* [WHAT YOU NEED TO DO]:
Would it be possible to quote, exactly and in full, the lines from the one with "Serialize everything readable" through the end of the entries below?

* [DATA ENTRIES]:
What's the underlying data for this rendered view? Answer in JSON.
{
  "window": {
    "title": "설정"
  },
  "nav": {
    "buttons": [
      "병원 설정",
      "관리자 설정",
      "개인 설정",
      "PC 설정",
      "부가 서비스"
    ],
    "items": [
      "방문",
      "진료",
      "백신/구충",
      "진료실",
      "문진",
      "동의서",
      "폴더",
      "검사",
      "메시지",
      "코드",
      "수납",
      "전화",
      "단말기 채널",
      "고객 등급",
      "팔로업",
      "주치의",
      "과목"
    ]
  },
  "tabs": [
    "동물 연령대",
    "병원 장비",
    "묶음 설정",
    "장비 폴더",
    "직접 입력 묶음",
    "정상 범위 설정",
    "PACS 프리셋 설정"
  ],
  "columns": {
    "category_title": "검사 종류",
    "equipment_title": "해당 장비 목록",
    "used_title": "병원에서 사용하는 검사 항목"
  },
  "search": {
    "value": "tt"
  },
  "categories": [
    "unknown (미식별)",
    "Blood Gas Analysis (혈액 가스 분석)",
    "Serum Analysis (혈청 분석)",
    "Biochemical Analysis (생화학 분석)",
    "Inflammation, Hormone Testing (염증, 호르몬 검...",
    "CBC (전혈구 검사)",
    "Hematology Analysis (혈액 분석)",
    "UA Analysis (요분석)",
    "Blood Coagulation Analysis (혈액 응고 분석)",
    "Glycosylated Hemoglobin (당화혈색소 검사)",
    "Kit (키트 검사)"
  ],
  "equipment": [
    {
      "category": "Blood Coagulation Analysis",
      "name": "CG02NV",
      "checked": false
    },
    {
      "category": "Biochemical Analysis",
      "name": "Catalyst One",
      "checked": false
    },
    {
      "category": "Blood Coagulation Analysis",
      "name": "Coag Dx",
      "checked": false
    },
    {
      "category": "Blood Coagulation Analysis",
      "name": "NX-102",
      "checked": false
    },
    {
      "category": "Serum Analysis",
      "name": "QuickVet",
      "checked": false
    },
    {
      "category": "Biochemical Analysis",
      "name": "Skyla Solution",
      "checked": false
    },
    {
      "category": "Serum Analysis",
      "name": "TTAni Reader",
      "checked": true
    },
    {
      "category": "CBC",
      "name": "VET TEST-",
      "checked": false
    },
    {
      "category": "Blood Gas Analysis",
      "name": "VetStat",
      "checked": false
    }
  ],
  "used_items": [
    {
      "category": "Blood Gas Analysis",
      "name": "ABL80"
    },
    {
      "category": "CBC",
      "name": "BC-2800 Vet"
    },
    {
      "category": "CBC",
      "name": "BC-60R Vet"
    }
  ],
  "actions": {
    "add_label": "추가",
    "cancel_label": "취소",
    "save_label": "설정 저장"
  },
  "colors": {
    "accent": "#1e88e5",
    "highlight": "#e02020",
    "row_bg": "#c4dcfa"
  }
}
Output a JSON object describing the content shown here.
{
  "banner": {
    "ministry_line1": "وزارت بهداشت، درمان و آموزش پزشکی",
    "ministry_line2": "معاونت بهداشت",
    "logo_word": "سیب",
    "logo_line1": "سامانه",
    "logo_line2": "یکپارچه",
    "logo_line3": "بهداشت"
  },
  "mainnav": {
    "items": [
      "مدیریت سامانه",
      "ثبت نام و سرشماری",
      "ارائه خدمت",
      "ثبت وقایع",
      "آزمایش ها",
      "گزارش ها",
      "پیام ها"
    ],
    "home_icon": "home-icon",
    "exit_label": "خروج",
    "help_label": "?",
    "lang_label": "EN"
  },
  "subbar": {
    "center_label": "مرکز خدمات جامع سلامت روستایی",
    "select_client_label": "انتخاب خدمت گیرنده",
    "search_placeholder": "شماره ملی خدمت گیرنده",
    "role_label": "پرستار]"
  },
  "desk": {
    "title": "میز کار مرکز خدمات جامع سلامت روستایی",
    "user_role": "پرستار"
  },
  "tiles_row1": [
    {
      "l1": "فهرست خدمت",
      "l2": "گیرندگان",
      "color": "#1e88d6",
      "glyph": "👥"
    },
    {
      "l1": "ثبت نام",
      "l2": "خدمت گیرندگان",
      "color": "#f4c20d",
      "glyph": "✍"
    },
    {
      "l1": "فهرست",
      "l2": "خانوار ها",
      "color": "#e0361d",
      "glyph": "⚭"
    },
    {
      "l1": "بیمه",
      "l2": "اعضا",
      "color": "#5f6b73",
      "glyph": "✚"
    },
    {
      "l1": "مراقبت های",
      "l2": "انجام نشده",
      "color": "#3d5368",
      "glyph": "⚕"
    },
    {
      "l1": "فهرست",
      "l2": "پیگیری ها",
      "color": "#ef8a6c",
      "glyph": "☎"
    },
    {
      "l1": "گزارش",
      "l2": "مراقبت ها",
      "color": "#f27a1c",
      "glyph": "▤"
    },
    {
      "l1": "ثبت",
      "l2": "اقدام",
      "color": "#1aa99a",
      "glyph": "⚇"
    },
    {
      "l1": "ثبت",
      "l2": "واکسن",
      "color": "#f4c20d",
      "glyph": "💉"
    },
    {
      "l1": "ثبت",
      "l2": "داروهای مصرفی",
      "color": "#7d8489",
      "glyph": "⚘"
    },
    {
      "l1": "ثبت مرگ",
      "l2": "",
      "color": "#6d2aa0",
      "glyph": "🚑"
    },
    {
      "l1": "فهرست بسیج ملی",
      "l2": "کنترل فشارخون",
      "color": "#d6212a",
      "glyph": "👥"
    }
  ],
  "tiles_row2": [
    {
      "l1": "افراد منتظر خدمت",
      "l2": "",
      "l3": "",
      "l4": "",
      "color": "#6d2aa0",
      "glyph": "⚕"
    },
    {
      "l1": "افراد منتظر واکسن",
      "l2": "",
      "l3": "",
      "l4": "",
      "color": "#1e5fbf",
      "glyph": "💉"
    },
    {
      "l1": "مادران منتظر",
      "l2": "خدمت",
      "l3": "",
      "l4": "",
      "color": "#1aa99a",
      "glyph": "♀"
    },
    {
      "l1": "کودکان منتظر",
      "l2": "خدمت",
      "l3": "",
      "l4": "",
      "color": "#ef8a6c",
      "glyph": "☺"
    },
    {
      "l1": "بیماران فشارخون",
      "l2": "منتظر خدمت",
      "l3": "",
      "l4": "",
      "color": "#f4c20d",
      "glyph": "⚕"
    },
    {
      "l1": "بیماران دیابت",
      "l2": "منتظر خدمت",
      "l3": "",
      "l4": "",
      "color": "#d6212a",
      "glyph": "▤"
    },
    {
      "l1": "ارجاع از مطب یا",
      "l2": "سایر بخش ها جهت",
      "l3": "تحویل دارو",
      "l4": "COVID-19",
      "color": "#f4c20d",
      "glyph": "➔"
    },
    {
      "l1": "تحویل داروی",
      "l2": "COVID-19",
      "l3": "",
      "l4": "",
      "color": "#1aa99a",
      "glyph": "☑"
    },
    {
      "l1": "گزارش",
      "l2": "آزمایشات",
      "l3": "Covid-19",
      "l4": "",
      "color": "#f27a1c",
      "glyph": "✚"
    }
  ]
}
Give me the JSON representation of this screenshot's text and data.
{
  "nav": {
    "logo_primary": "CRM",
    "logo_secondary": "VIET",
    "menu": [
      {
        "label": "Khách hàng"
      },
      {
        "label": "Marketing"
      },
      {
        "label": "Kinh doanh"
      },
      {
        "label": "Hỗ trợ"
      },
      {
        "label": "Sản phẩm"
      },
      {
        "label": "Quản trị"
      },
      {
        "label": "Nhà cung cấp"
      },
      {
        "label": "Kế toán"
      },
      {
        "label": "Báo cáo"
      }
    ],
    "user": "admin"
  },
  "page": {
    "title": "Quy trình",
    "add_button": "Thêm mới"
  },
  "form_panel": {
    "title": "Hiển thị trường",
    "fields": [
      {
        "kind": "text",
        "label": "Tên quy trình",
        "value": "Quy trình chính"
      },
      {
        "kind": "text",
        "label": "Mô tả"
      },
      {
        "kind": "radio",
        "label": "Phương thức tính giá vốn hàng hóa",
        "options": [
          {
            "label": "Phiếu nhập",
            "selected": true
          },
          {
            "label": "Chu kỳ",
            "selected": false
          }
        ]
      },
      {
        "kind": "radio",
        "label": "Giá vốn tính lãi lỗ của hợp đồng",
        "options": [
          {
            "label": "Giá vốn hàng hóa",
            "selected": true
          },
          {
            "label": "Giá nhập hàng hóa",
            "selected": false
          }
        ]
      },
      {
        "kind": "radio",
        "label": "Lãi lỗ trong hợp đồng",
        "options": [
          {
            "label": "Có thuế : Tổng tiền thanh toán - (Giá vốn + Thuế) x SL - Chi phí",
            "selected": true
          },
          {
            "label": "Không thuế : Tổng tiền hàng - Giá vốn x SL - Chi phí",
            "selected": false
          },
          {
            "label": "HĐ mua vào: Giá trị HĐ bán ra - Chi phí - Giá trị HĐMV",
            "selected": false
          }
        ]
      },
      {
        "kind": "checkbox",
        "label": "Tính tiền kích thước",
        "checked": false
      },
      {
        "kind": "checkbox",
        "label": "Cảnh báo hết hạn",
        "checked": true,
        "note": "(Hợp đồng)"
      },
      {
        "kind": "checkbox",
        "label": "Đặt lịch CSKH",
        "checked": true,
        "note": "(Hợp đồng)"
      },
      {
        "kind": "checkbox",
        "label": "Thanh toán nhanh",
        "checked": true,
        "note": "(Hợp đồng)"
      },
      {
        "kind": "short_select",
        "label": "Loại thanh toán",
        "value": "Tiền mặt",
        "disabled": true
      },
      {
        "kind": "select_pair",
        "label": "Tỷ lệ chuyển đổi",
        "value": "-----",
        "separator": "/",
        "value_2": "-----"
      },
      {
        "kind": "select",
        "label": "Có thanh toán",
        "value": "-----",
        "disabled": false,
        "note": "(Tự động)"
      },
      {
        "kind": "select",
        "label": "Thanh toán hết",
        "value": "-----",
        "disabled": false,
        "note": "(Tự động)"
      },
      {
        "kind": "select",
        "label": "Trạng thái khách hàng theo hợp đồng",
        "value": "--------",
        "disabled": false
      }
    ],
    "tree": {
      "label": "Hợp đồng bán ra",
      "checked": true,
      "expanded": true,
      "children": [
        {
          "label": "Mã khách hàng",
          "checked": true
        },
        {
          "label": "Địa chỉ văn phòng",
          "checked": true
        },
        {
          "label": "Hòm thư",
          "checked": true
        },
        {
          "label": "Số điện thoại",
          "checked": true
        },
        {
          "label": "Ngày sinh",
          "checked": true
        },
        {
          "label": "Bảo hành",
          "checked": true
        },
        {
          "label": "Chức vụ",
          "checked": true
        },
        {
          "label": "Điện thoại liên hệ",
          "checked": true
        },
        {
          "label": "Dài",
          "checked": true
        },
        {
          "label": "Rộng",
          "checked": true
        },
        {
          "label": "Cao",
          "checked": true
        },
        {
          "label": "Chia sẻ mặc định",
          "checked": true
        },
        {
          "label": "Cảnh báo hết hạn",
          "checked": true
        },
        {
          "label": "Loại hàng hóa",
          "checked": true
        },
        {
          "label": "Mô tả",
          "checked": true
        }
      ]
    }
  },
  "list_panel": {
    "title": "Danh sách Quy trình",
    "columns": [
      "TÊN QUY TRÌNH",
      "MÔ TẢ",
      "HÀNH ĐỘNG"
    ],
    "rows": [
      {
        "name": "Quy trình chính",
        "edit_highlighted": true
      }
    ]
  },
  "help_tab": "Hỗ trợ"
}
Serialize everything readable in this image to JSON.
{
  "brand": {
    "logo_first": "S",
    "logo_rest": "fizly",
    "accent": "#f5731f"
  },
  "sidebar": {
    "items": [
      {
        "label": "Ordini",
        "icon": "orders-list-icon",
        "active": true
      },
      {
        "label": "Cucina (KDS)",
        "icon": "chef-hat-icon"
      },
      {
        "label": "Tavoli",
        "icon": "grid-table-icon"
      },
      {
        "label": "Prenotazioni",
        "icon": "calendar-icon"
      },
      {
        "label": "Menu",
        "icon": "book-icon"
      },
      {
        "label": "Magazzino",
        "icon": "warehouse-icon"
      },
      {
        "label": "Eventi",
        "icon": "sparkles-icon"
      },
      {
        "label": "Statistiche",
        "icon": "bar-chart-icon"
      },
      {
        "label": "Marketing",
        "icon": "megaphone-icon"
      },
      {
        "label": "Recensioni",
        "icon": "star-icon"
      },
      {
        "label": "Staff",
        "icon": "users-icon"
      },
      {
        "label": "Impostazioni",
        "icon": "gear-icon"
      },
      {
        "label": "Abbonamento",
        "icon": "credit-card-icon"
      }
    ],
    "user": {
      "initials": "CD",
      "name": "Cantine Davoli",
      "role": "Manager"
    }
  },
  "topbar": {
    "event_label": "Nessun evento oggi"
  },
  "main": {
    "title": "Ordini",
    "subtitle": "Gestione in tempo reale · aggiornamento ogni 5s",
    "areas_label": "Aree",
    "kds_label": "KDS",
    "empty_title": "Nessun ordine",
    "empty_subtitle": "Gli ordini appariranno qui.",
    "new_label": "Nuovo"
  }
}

* [ANSWER FOR THE TASK]:
Serialize everything readable in this image to JSON.
{
  "brand": {
    "logo_first": "S",
    "logo_rest": "fizly",
    "accent": "#f5731f"
  },
  "sidebar": {
    "items": [
      {
        "label": "Ordini",
        "icon": "orders-list-icon",
        "active": true
      },
      {
        "label": "Cucina (KDS)",
        "icon": "chef-hat-icon"
      },
      {
        "label": "Tavoli",
        "icon": "grid-table-icon"
      },
      {
        "label": "Prenotazioni",
        "icon": "calendar-icon"
      },
      {
        "label": "Menu",
        "icon": "book-icon"
      },
      {
        "label": "Magazzino",
        "icon": "warehouse-icon"
      },
      {
        "label": "Eventi",
        "icon": "sparkles-icon"
      },
      {
        "label": "Statistiche",
        "icon": "bar-chart-icon"
      },
      {
        "label": "Marketing",
        "icon": "megaphone-icon"
      },
      {
        "label": "Recensioni",
        "icon": "star-icon"
      },
      {
        "label": "Staff",
        "icon": "users-icon"
      },
      {
        "label": "Impostazioni",
        "icon": "gear-icon"
      },
      {
        "label": "Abbonamento",
        "icon": "credit-card-icon"
      }
    ],
    "user": {
      "initials": "CD",
      "name": "Cantine Davoli",
      "role": "Manager"
    }
  },
  "topbar": {
    "event_label": "Nessun evento oggi"
  },
  "main": {
    "title": "Ordini",
    "subtitle": "Gestione in tempo reale · aggiornamento ogni 5s",
    "areas_label": "Aree",
    "kds_label": "KDS",
    "empty_title": "Nessun ordine",
    "empty_subtitle": "Gli ordini appariranno qui.",
    "new_label": "Nuovo"
  }
}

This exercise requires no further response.